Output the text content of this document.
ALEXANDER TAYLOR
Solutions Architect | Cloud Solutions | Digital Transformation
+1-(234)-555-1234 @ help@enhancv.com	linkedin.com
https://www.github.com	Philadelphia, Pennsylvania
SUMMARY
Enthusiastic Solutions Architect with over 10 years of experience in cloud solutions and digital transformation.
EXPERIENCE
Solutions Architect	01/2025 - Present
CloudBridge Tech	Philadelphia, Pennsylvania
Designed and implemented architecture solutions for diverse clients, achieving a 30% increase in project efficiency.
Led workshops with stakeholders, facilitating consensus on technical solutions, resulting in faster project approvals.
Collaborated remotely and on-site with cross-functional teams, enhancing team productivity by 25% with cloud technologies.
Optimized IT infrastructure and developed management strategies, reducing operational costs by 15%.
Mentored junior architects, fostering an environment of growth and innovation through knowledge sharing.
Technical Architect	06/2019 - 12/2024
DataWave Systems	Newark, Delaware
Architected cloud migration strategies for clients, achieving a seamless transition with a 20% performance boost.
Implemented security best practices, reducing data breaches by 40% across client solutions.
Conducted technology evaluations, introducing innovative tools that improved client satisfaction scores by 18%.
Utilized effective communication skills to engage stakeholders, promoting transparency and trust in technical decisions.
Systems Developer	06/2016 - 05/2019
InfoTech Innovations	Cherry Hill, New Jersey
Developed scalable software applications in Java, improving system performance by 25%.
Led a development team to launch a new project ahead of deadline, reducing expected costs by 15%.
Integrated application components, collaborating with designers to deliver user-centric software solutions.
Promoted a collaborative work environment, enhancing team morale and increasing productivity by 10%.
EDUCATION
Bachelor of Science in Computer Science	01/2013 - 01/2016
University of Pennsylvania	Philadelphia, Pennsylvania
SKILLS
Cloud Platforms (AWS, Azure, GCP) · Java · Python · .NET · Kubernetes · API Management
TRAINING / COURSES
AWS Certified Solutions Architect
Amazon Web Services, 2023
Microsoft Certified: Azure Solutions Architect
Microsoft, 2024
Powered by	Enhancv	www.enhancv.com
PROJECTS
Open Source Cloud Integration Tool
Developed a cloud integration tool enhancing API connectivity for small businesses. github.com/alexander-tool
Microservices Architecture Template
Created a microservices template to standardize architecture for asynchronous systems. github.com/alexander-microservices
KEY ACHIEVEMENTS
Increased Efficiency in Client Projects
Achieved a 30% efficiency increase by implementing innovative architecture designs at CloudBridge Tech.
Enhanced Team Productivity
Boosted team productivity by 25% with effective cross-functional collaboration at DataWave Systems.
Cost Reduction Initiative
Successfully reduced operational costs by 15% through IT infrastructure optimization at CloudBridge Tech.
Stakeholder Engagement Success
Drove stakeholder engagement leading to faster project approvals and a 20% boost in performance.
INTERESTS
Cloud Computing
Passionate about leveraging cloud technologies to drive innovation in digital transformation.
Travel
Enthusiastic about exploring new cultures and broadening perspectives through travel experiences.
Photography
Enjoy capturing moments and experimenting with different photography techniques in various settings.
....................
DO THIS — Quote the listing in full, please, keeping every line exact.

COMPLETED EXERCISE —
Output the text content of this document.
ALEXANDER TAYLOR
Solutions Architect | Cloud Solutions | Digital Transformation
+1-(234)-555-1234 @ help@enhancv.com	linkedin.com
https://www.github.com	Philadelphia, Pennsylvania
SUMMARY
Enthusiastic Solutions Architect with over 10 years of experience in cloud solutions and digital transformation.
EXPERIENCE
Solutions Architect	01/2025 - Present
CloudBridge Tech	Philadelphia, Pennsylvania
Designed and implemented architecture solutions for diverse clients, achieving a 30% increase in project efficiency.
Led workshops with stakeholders, facilitating consensus on technical solutions, resulting in faster project approvals.
Collaborated remotely and on-site with cross-functional teams, enhancing team productivity by 25% with cloud technologies.
Optimized IT infrastructure and developed management strategies, reducing operational costs by 15%.
Mentored junior architects, fostering an environment of growth and innovation through knowledge sharing.
Technical Architect	06/2019 - 12/2024
DataWave Systems	Newark, Delaware
Architected cloud migration strategies for clients, achieving a seamless transition with a 20% performance boost.
Implemented security best practices, reducing data breaches by 40% across client solutions.
Conducted technology evaluations, introducing innovative tools that improved client satisfaction scores by 18%.
Utilized effective communication skills to engage stakeholders, promoting transparency and trust in technical decisions.
Systems Developer	06/2016 - 05/2019
InfoTech Innovations	Cherry Hill, New Jersey
Developed scalable software applications in Java, improving system performance by 25%.
Led a development team to launch a new project ahead of deadline, reducing expected costs by 15%.
Integrated application components, collaborating with designers to deliver user-centric software solutions.
Promoted a collaborative work environment, enhancing team morale and increasing productivity by 10%.
EDUCATION
Bachelor of Science in Computer Science	01/2013 - 01/2016
University of Pennsylvania	Philadelphia, Pennsylvania
SKILLS
Cloud Platforms (AWS, Azure, GCP) · Java · Python · .NET · Kubernetes · API Management
TRAINING / COURSES
AWS Certified Solutions Architect
Amazon Web Services, 2023
Microsoft Certified: Azure Solutions Architect
Microsoft, 2024
Powered by	Enhancv	www.enhancv.com
PROJECTS
Open Source Cloud Integration Tool
Developed a cloud integration tool enhancing API connectivity for small businesses. github.com/alexander-tool
Microservices Architecture Template
Created a microservices template to standardize architecture for asynchronous systems. github.com/alexander-microservices
KEY ACHIEVEMENTS
Increased Efficiency in Client Projects
Achieved a 30% efficiency increase by implementing innovative architecture designs at CloudBridge Tech.
Enhanced Team Productivity
Boosted team productivity by 25% with effective cross-functional collaboration at DataWave Systems.
Cost Reduction Initiative
Successfully reduced operational costs by 15% through IT infrastructure optimization at CloudBridge Tech.
Stakeholder Engagement Success
Drove stakeholder engagement leading to faster project approvals and a 20% boost in performance.
INTERESTS
Cloud Computing
Passionate about leveraging cloud technologies to drive innovation in digital transformation.
Travel
Enthusiastic about exploring new cultures and broadening perspectives through travel experiences.
Photography
Enjoy capturing moments and experimenting with different photography techniques in various settings.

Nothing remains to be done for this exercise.